Instructions for the task >>
Identify all lines in the data containing the string "gate". Copy them out.

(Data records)

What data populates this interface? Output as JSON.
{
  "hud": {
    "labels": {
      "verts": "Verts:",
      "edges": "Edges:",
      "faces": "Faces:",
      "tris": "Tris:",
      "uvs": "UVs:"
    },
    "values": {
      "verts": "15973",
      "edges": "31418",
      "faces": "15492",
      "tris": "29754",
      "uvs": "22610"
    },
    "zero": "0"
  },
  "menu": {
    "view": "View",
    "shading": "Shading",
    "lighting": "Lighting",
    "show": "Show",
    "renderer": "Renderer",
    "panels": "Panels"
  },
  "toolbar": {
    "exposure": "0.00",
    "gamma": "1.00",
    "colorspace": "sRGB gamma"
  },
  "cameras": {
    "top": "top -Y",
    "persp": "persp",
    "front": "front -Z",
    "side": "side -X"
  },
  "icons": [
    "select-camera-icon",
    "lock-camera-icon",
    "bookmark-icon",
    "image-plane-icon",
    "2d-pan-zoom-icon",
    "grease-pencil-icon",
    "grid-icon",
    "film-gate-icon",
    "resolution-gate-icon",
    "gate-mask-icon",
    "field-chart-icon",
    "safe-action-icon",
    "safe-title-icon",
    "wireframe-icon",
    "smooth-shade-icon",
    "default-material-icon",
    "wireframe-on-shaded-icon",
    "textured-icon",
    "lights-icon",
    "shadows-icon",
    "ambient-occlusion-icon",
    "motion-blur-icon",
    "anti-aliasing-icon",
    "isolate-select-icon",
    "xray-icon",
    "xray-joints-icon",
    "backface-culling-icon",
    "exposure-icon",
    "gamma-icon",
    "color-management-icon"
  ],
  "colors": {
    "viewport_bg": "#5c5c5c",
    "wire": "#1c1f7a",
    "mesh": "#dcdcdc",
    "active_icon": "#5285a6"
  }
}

Correct result >>
    "film-gate-icon",
    "resolution-gate-icon",
    "gate-mask-icon",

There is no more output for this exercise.